Can you transcribe every entry word for word, skipping the images?

▬▬▬

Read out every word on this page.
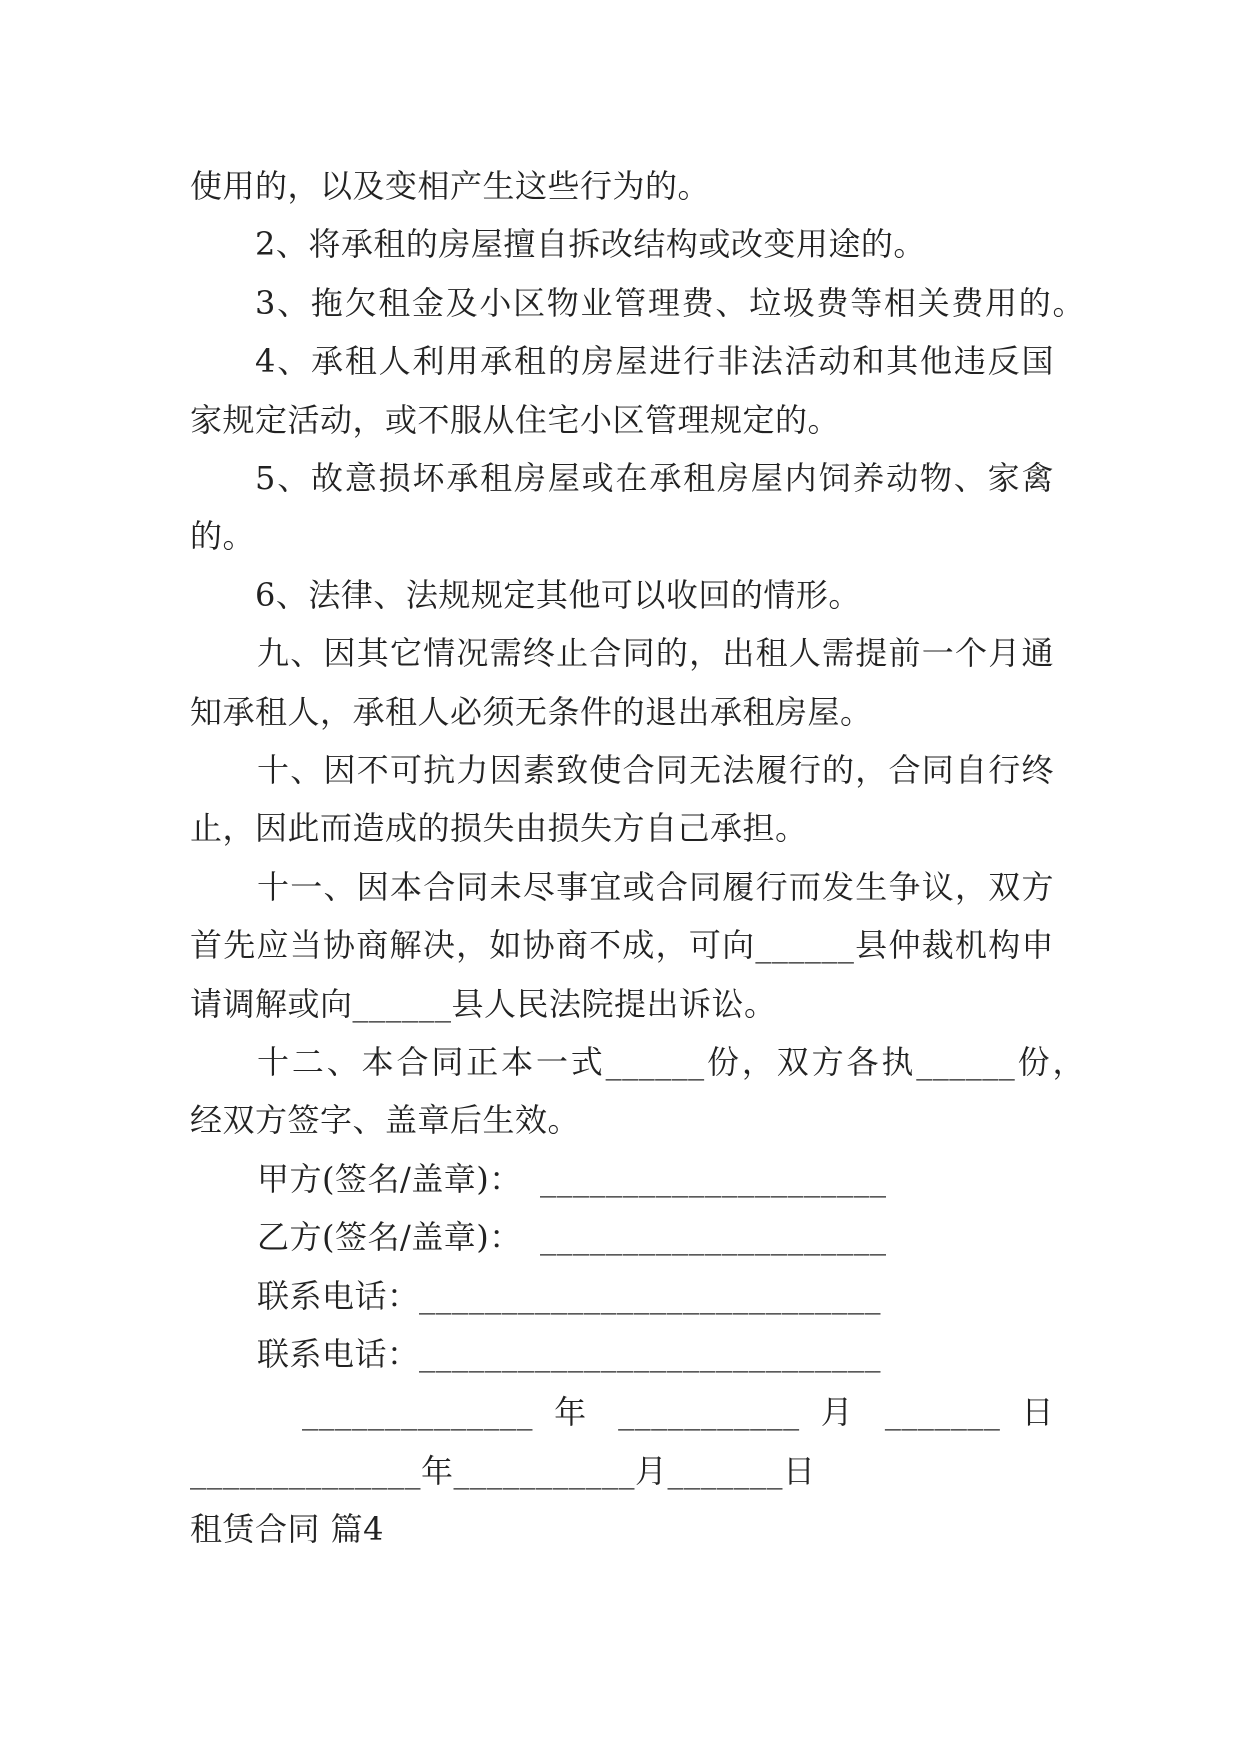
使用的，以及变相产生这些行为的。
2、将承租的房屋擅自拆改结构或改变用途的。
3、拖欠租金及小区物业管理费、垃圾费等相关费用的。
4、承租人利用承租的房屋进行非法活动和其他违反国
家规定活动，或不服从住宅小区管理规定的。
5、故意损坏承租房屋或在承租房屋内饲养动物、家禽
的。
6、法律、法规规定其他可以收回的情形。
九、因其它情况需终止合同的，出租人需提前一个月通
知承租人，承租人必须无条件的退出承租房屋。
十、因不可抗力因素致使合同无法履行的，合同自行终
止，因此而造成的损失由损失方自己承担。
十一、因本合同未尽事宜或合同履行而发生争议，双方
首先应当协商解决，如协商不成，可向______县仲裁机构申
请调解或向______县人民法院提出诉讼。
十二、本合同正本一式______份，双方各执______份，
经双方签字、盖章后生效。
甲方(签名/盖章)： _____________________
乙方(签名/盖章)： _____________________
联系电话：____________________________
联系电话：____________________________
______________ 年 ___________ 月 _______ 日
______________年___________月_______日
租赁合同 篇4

▬▬▬

= EXPECTED OUTPUT =
Read out every word on this page.
使用的，以及变相产生这些行为的。
2、将承租的房屋擅自拆改结构或改变用途的。
3、拖欠租金及小区物业管理费、垃圾费等相关费用的。
4、承租人利用承租的房屋进行非法活动和其他违反国
家规定活动，或不服从住宅小区管理规定的。
5、故意损坏承租房屋或在承租房屋内饲养动物、家禽
的。
6、法律、法规规定其他可以收回的情形。
九、因其它情况需终止合同的，出租人需提前一个月通
知承租人，承租人必须无条件的退出承租房屋。
十、因不可抗力因素致使合同无法履行的，合同自行终
止，因此而造成的损失由损失方自己承担。
十一、因本合同未尽事宜或合同履行而发生争议，双方
首先应当协商解决，如协商不成，可向______县仲裁机构申
请调解或向______县人民法院提出诉讼。
十二、本合同正本一式______份，双方各执______份，
经双方签字、盖章后生效。
甲方(签名/盖章)： _____________________
乙方(签名/盖章)： _____________________
联系电话：____________________________
联系电话：____________________________
______________ 年 ___________ 月 _______ 日
______________年___________月_______日
租赁合同 篇4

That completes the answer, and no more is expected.